§ What you will do
Transcribe all of the material exactly. Any picture in it should be left out.

-- start --

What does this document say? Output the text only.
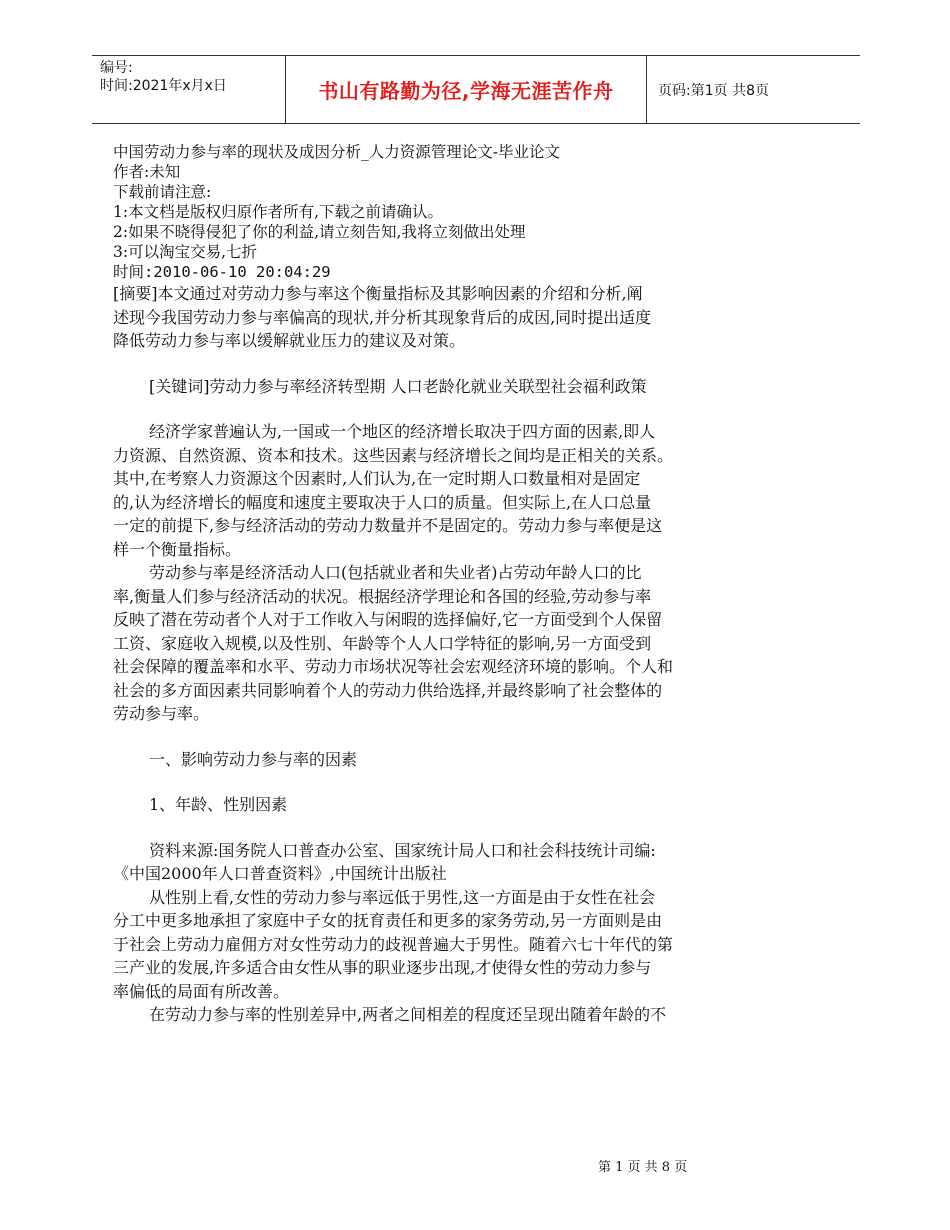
编号:
时间:2021年x月x日	书山有路勤为径,学海无涯苦作舟	页码:第1页 共8页
中国劳动力参与率的现状及成因分析_人力资源管理论文-毕业论文
作者:未知
下载前请注意:
1:本文档是版权归原作者所有,下载之前请确认。
2:如果不晓得侵犯了你的利益,请立刻告知,我将立刻做出处理
3:可以淘宝交易,七折
时间:2010-06-10 20:04:29
[摘要]本文通过对劳动力参与率这个衡量指标及其影响因素的介绍和分析,阐
述现今我国劳动力参与率偏高的现状,并分析其现象背后的成因,同时提出适度
降低劳动力参与率以缓解就业压力的建议及对策。
[关键词]劳动力参与率经济转型期 人口老龄化就业关联型社会福利政策
经济学家普遍认为,一国或一个地区的经济增长取决于四方面的因素,即人
力资源、自然资源、资本和技术。这些因素与经济增长之间均是正相关的关系。
其中,在考察人力资源这个因素时,人们认为,在一定时期人口数量相对是固定
的,认为经济增长的幅度和速度主要取决于人口的质量。但实际上,在人口总量
一定的前提下,参与经济活动的劳动力数量并不是固定的。劳动力参与率便是这
样一个衡量指标。
劳动参与率是经济活动人口(包括就业者和失业者)占劳动年龄人口的比
率,衡量人们参与经济活动的状况。根据经济学理论和各国的经验,劳动参与率
反映了潜在劳动者个人对于工作收入与闲暇的选择偏好,它一方面受到个人保留
工资、家庭收入规模,以及性别、年龄等个人人口学特征的影响,另一方面受到
社会保障的覆盖率和水平、劳动力市场状况等社会宏观经济环境的影响。个人和
社会的多方面因素共同影响着个人的劳动力供给选择,并最终影响了社会整体的
劳动参与率。
一、影响劳动力参与率的因素
1、年龄、性别因素
资料来源:国务院人口普查办公室、国家统计局人口和社会科技统计司编:
《中国2000年人口普查资料》,中国统计出版社
从性别上看,女性的劳动力参与率远低于男性,这一方面是由于女性在社会
分工中更多地承担了家庭中子女的抚育责任和更多的家务劳动,另一方面则是由
于社会上劳动力雇佣方对女性劳动力的歧视普遍大于男性。随着六七十年代的第
三产业的发展,许多适合由女性从事的职业逐步出现,才使得女性的劳动力参与
率偏低的局面有所改善。
在劳动力参与率的性别差异中,两者之间相差的程度还呈现出随着年龄的不
第 1 页 共 8 页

-- end --

§ Solved exercise
What does this document say? Output the text only.
编号:
时间:2021年x月x日	书山有路勤为径,学海无涯苦作舟	页码:第1页 共8页
中国劳动力参与率的现状及成因分析_人力资源管理论文-毕业论文
作者:未知
下载前请注意:
1:本文档是版权归原作者所有,下载之前请确认。
2:如果不晓得侵犯了你的利益,请立刻告知,我将立刻做出处理
3:可以淘宝交易,七折
时间:2010-06-10 20:04:29
[摘要]本文通过对劳动力参与率这个衡量指标及其影响因素的介绍和分析,阐
述现今我国劳动力参与率偏高的现状,并分析其现象背后的成因,同时提出适度
降低劳动力参与率以缓解就业压力的建议及对策。
[关键词]劳动力参与率经济转型期 人口老龄化就业关联型社会福利政策
经济学家普遍认为,一国或一个地区的经济增长取决于四方面的因素,即人
力资源、自然资源、资本和技术。这些因素与经济增长之间均是正相关的关系。
其中,在考察人力资源这个因素时,人们认为,在一定时期人口数量相对是固定
的,认为经济增长的幅度和速度主要取决于人口的质量。但实际上,在人口总量
一定的前提下,参与经济活动的劳动力数量并不是固定的。劳动力参与率便是这
样一个衡量指标。
劳动参与率是经济活动人口(包括就业者和失业者)占劳动年龄人口的比
率,衡量人们参与经济活动的状况。根据经济学理论和各国的经验,劳动参与率
反映了潜在劳动者个人对于工作收入与闲暇的选择偏好,它一方面受到个人保留
工资、家庭收入规模,以及性别、年龄等个人人口学特征的影响,另一方面受到
社会保障的覆盖率和水平、劳动力市场状况等社会宏观经济环境的影响。个人和
社会的多方面因素共同影响着个人的劳动力供给选择,并最终影响了社会整体的
劳动参与率。
一、影响劳动力参与率的因素
1、年龄、性别因素
资料来源:国务院人口普查办公室、国家统计局人口和社会科技统计司编:
《中国2000年人口普查资料》,中国统计出版社
从性别上看,女性的劳动力参与率远低于男性,这一方面是由于女性在社会
分工中更多地承担了家庭中子女的抚育责任和更多的家务劳动,另一方面则是由
于社会上劳动力雇佣方对女性劳动力的歧视普遍大于男性。随着六七十年代的第
三产业的发展,许多适合由女性从事的职业逐步出现,才使得女性的劳动力参与
率偏低的局面有所改善。
在劳动力参与率的性别差异中,两者之间相差的程度还呈现出随着年龄的不
第 1 页 共 8 页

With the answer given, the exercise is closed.